Work out how many lines contain "number". Reply with the count alone.

(Entries with figure data)

◆ ◆ ◆

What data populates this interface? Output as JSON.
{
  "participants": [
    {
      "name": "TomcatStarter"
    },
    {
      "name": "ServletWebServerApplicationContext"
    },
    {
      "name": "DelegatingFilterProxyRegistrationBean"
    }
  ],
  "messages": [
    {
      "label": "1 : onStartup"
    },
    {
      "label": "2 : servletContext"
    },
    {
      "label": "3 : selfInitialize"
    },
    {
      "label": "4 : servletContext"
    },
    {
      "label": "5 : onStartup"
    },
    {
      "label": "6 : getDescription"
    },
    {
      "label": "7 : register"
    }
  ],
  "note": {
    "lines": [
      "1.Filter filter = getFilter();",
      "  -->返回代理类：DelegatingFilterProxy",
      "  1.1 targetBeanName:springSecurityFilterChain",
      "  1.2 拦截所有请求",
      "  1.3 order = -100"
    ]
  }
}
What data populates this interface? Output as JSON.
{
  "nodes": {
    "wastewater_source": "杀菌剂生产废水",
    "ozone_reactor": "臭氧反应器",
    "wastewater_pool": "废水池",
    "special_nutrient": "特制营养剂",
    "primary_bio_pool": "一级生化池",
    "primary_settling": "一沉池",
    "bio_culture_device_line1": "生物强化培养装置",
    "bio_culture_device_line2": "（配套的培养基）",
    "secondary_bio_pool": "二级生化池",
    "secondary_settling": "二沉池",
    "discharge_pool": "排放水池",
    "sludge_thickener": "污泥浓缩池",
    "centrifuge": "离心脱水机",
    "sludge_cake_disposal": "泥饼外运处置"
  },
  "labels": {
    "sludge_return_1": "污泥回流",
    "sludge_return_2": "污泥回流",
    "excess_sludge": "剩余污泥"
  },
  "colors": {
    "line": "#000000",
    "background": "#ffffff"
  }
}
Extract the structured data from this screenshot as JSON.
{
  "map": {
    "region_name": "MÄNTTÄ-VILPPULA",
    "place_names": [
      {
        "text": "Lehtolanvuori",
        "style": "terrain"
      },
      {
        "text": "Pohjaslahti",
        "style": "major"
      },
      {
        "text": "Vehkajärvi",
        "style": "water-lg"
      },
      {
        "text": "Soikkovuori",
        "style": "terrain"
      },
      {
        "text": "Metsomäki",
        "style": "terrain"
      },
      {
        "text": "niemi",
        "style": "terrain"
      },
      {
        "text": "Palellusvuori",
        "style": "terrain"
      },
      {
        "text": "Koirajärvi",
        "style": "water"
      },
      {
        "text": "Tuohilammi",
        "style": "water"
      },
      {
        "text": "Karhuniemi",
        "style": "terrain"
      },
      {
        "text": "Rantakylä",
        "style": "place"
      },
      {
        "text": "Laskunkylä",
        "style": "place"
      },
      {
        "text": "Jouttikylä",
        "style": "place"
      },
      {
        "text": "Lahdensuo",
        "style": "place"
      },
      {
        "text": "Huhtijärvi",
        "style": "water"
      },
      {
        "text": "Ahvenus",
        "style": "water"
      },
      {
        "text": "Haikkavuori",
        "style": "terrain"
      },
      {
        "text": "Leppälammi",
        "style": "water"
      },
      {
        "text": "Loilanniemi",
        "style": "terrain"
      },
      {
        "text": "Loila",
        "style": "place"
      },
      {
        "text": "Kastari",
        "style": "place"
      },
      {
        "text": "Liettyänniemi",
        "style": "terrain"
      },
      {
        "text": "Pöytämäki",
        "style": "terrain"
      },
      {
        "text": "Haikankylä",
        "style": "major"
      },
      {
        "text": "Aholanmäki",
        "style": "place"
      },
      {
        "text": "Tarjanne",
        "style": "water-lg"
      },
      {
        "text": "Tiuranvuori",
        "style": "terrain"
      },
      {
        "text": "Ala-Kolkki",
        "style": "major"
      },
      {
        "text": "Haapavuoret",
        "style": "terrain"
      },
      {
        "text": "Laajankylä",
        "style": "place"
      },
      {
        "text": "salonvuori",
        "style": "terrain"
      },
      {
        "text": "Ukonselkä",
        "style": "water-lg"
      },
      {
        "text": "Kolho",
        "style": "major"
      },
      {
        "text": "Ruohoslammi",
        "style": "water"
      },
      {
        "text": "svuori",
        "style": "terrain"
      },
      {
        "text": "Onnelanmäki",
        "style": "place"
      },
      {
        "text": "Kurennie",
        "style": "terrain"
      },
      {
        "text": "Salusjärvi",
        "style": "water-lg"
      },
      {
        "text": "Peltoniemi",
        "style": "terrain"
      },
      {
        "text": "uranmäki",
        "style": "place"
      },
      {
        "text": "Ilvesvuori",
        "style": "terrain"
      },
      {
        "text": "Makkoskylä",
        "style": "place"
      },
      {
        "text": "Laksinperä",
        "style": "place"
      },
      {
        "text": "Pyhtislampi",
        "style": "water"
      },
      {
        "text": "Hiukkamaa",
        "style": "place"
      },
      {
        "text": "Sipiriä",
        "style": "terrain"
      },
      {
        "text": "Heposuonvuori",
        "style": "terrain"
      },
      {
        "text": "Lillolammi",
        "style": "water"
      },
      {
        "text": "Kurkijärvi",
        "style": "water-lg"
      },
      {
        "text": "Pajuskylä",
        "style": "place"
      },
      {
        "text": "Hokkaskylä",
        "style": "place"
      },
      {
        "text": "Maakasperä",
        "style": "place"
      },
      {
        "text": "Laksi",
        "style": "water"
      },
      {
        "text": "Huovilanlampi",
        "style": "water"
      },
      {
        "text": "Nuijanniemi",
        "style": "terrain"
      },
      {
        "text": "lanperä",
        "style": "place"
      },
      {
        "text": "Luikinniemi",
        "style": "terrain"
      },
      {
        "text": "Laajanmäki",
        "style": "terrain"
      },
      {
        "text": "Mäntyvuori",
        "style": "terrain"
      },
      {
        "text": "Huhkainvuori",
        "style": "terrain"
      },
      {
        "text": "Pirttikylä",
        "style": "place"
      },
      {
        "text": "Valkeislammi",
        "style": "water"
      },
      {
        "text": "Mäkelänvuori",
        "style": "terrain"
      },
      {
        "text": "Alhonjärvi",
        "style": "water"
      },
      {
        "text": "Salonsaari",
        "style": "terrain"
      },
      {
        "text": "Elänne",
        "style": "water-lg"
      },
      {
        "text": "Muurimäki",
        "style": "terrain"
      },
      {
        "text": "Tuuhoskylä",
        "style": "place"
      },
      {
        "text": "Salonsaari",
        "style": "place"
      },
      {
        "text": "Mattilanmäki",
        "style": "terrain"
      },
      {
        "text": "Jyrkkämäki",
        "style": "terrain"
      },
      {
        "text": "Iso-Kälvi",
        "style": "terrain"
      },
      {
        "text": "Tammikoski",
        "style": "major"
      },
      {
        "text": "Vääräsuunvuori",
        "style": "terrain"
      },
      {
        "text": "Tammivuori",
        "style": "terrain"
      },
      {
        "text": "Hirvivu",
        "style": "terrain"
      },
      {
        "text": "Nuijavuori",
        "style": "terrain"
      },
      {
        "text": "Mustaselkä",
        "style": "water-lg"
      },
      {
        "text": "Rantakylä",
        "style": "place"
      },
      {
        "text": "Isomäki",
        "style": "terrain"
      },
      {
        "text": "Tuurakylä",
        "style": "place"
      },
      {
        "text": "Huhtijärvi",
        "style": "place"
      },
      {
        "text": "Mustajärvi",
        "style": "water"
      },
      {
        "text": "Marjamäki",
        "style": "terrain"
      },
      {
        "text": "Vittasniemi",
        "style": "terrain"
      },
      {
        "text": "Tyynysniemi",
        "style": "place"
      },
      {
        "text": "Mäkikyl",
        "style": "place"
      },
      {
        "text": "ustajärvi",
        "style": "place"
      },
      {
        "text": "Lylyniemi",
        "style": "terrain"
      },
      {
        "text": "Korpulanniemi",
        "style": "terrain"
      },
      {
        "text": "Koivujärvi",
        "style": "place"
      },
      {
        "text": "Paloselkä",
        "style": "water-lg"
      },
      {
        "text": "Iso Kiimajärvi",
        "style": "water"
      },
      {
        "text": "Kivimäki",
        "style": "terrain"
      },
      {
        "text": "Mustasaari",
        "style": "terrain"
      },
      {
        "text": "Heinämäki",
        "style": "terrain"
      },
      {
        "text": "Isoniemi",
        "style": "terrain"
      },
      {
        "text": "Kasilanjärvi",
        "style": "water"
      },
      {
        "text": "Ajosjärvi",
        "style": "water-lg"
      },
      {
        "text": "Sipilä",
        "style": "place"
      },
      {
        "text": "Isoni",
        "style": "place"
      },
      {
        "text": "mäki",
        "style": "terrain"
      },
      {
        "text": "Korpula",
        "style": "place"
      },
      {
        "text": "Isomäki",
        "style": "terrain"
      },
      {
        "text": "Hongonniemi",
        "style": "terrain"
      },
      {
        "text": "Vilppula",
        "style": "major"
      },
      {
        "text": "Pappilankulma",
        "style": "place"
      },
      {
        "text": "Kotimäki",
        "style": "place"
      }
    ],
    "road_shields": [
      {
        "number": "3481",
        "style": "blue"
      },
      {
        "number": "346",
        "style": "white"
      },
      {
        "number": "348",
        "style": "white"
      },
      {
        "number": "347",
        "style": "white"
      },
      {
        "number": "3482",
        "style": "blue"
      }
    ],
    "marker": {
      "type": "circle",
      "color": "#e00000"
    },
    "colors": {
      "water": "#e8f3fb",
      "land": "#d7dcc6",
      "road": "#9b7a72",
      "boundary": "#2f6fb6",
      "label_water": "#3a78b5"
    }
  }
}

◆ ◆ ◆

[FULL OUTPUT]
5